## Stated task
Reproduce every record below exactly as written, leaving out any pictures.
begin Task material
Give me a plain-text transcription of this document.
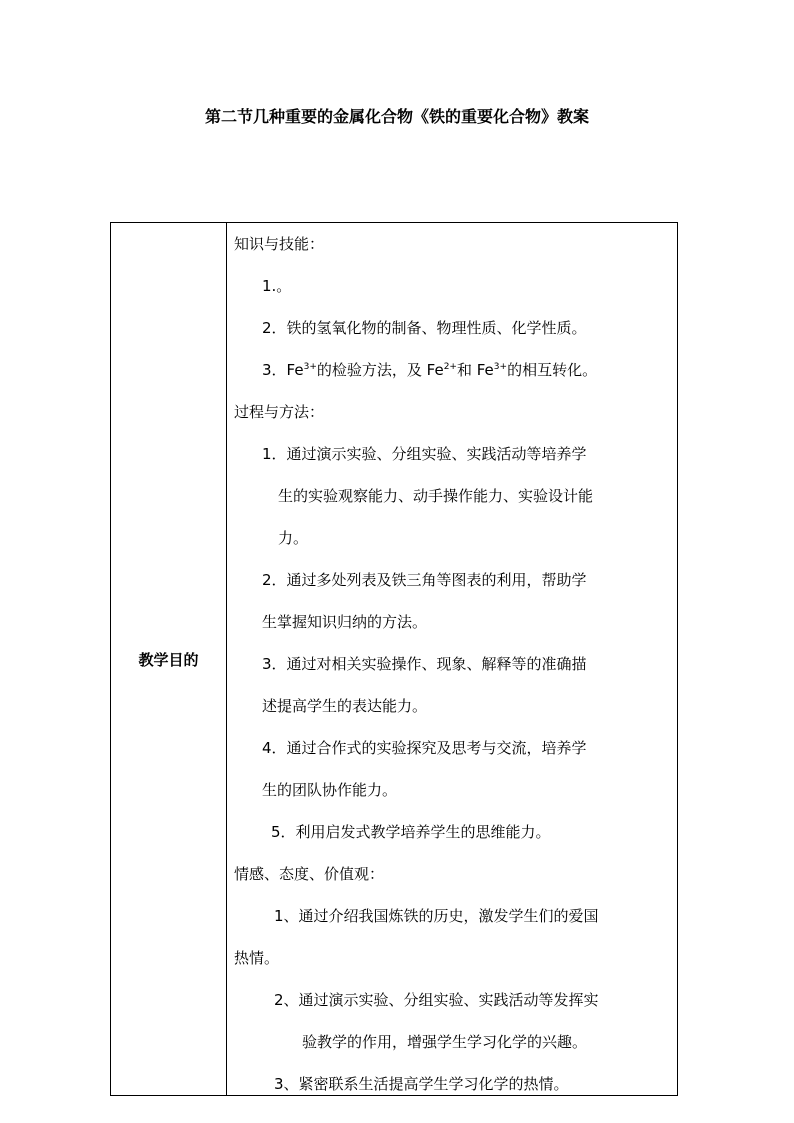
第二节几种重要的金属化合物《铁的重要化合物》教案
教学目的
知识与技能：
1.。
2．铁的氢氧化物的制备、物理性质、化学性质。
3．$Fe^{3+}$的检验方法，及 $Fe^{2+}$和 $Fe^{3+}$的相互转化。
过程与方法：
1．通过演示实验、分组实验、实践活动等培养学
生的实验观察能力、动手操作能力、实验设计能
力。
2．通过多处列表及铁三角等图表的利用，帮助学
生掌握知识归纳的方法。
3．通过对相关实验操作、现象、解释等的准确描
述提高学生的表达能力。
4．通过合作式的实验探究及思考与交流，培养学
生的团队协作能力。
5．利用启发式教学培养学生的思维能力。
情感、态度、价值观：
1、通过介绍我国炼铁的历史，激发学生们的爱国
热情。
2、通过演示实验、分组实验、实践活动等发挥实
验教学的作用，增强学生学习化学的兴趣。
3、紧密联系生活提高学生学习化学的热情。
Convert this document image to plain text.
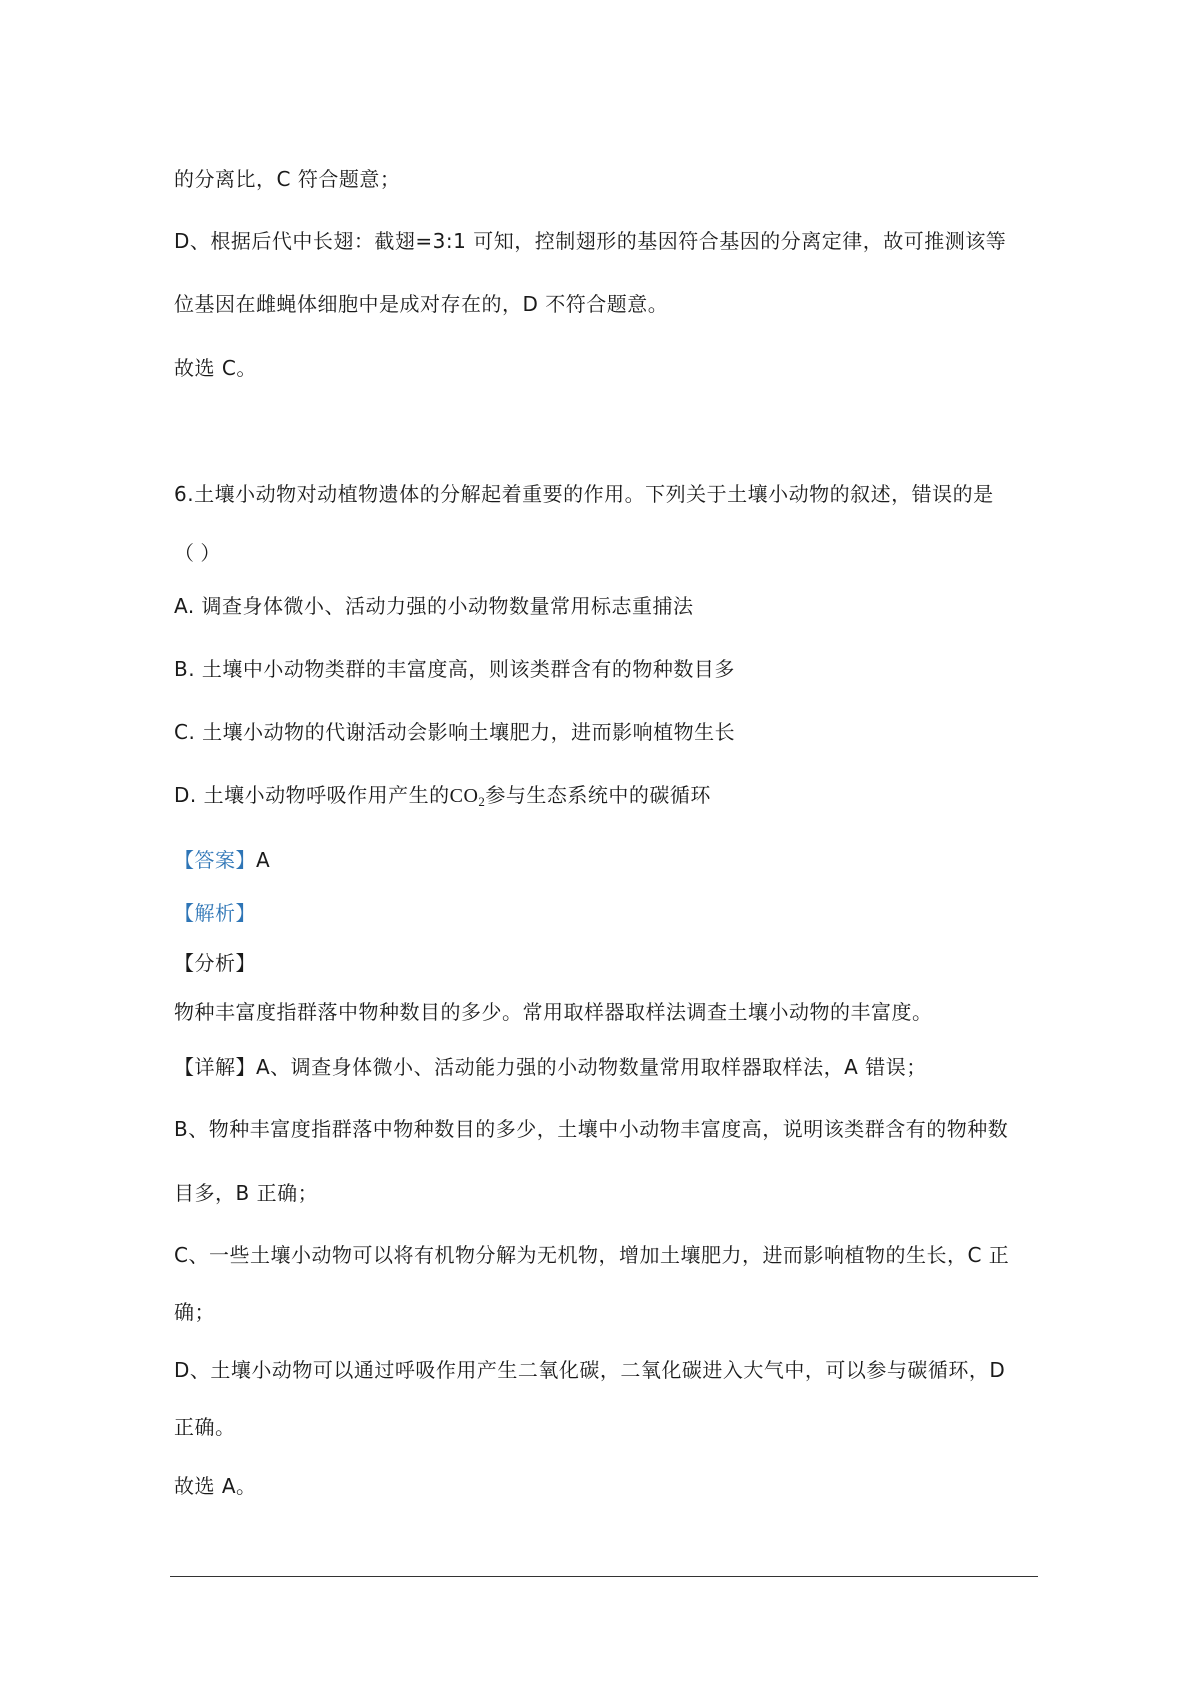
的分离比，C 符合题意；
D、根据后代中长翅：截翅=3:1 可知，控制翅形的基因符合基因的分离定律，故可推测该等
位基因在雌蝇体细胞中是成对存在的，D 不符合题意。
故选 C。
6.土壤小动物对动植物遗体的分解起着重要的作用。下列关于土壤小动物的叙述，错误的是
（ ）
A. 调查身体微小、活动力强的小动物数量常用标志重捕法
B. 土壤中小动物类群的丰富度高，则该类群含有的物种数目多
C. 土壤小动物的代谢活动会影响土壤肥力，进而影响植物生长
D. 土壤小动物呼吸作用产生的$CO_2$参与生态系统中的碳循环
【答案】A
【解析】
【分析】
物种丰富度指群落中物种数目的多少。常用取样器取样法调查土壤小动物的丰富度。
【详解】A、调查身体微小、活动能力强的小动物数量常用取样器取样法，A 错误；
B、物种丰富度指群落中物种数目的多少，土壤中小动物丰富度高，说明该类群含有的物种数
目多，B 正确；
C、一些土壤小动物可以将有机物分解为无机物，增加土壤肥力，进而影响植物的生长，C 正
确；
D、土壤小动物可以通过呼吸作用产生二氧化碳，二氧化碳进入大气中，可以参与碳循环，D
正确。
故选 A。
end Task material
## Right answer
Give me a plain-text transcription of this document.
第二节几种重要的金属化合物《铁的重要化合物》教案
教学目的
知识与技能：
1.。
2．铁的氢氧化物的制备、物理性质、化学性质。
3．$Fe^{3+}$的检验方法，及 $Fe^{2+}$和 $Fe^{3+}$的相互转化。
过程与方法：
1．通过演示实验、分组实验、实践活动等培养学
生的实验观察能力、动手操作能力、实验设计能
力。
2．通过多处列表及铁三角等图表的利用，帮助学
生掌握知识归纳的方法。
3．通过对相关实验操作、现象、解释等的准确描
述提高学生的表达能力。
4．通过合作式的实验探究及思考与交流，培养学
生的团队协作能力。
5．利用启发式教学培养学生的思维能力。
情感、态度、价值观：
1、通过介绍我国炼铁的历史，激发学生们的爱国
热情。
2、通过演示实验、分组实验、实践活动等发挥实
验教学的作用，增强学生学习化学的兴趣。
3、紧密联系生活提高学生学习化学的热情。
Convert this document image to plain text.
的分离比，C 符合题意；
D、根据后代中长翅：截翅=3:1 可知，控制翅形的基因符合基因的分离定律，故可推测该等
位基因在雌蝇体细胞中是成对存在的，D 不符合题意。
故选 C。
6.土壤小动物对动植物遗体的分解起着重要的作用。下列关于土壤小动物的叙述，错误的是
（ ）
A. 调查身体微小、活动力强的小动物数量常用标志重捕法
B. 土壤中小动物类群的丰富度高，则该类群含有的物种数目多
C. 土壤小动物的代谢活动会影响土壤肥力，进而影响植物生长
D. 土壤小动物呼吸作用产生的$CO_2$参与生态系统中的碳循环
【答案】A
【解析】
【分析】
物种丰富度指群落中物种数目的多少。常用取样器取样法调查土壤小动物的丰富度。
【详解】A、调查身体微小、活动能力强的小动物数量常用取样器取样法，A 错误；
B、物种丰富度指群落中物种数目的多少，土壤中小动物丰富度高，说明该类群含有的物种数
目多，B 正确；
C、一些土壤小动物可以将有机物分解为无机物，增加土壤肥力，进而影响植物的生长，C 正
确；
D、土壤小动物可以通过呼吸作用产生二氧化碳，二氧化碳进入大气中，可以参与碳循环，D
正确。
故选 A。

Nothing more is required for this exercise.